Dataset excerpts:
----

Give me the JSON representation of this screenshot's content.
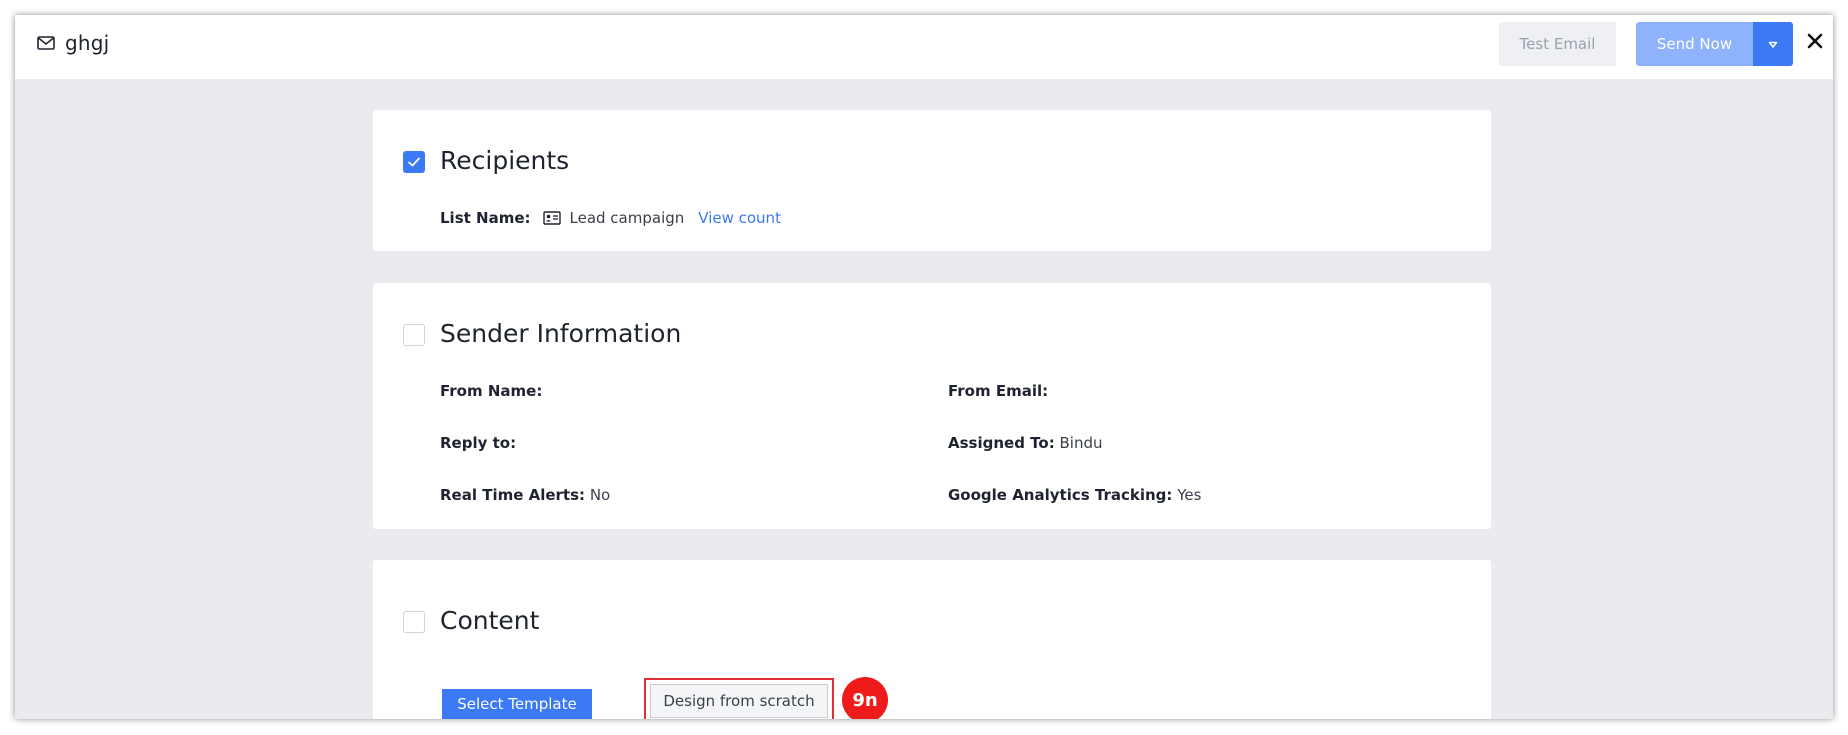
{
  "header": {
    "title": "ghgj",
    "test_email_label": "Test Email",
    "send_now_label": "Send Now"
  },
  "recipients": {
    "title": "Recipients",
    "checked": true,
    "list_name_label": "List Name:",
    "list_name_value": "Lead campaign",
    "view_count_label": "View count"
  },
  "sender": {
    "title": "Sender Information",
    "checked": false,
    "from_name_label": "From Name:",
    "from_email_label": "From Email:",
    "reply_to_label": "Reply to:",
    "assigned_to_label": "Assigned To:",
    "assigned_to_value": "Bindu",
    "real_time_alerts_label": "Real Time Alerts:",
    "real_time_alerts_value": "No",
    "ga_tracking_label": "Google Analytics Tracking:",
    "ga_tracking_value": "Yes"
  },
  "content": {
    "title": "Content",
    "checked": false,
    "select_template_label": "Select Template",
    "design_from_scratch_label": "Design from scratch"
  },
  "annotation": {
    "step_label": "9n"
  },
  "colors": {
    "accent": "#3b79f5",
    "send_now_bg": "#8eb2fb",
    "highlight_border": "#e02e32",
    "badge_bg": "#ee1b1b",
    "page_bg": "#eaebee"
  },
  "icons": {
    "title_icon": "envelope-icon",
    "list_icon": "contact-card-icon",
    "dropdown_icon": "caret-down-icon",
    "close_icon": "close-icon",
    "check_icon": "checkmark-icon"
  }
}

----

*REQUIREMENT*: Retype every record above exactly as written, but leave out the pictures.

*EXERCISE SOLUTION*:
Give me the JSON representation of this screenshot's content.
{
  "header": {
    "title": "ghgj",
    "test_email_label": "Test Email",
    "send_now_label": "Send Now"
  },
  "recipients": {
    "title": "Recipients",
    "checked": true,
    "list_name_label": "List Name:",
    "list_name_value": "Lead campaign",
    "view_count_label": "View count"
  },
  "sender": {
    "title": "Sender Information",
    "checked": false,
    "from_name_label": "From Name:",
    "from_email_label": "From Email:",
    "reply_to_label": "Reply to:",
    "assigned_to_label": "Assigned To:",
    "assigned_to_value": "Bindu",
    "real_time_alerts_label": "Real Time Alerts:",
    "real_time_alerts_value": "No",
    "ga_tracking_label": "Google Analytics Tracking:",
    "ga_tracking_value": "Yes"
  },
  "content": {
    "title": "Content",
    "checked": false,
    "select_template_label": "Select Template",
    "design_from_scratch_label": "Design from scratch"
  },
  "annotation": {
    "step_label": "9n"
  },
  "colors": {
    "accent": "#3b79f5",
    "send_now_bg": "#8eb2fb",
    "highlight_border": "#e02e32",
    "badge_bg": "#ee1b1b",
    "page_bg": "#eaebee"
  },
  "icons": {
    "title_icon": "envelope-icon",
    "list_icon": "contact-card-icon",
    "dropdown_icon": "caret-down-icon",
    "close_icon": "close-icon",
    "check_icon": "checkmark-icon"
  }
}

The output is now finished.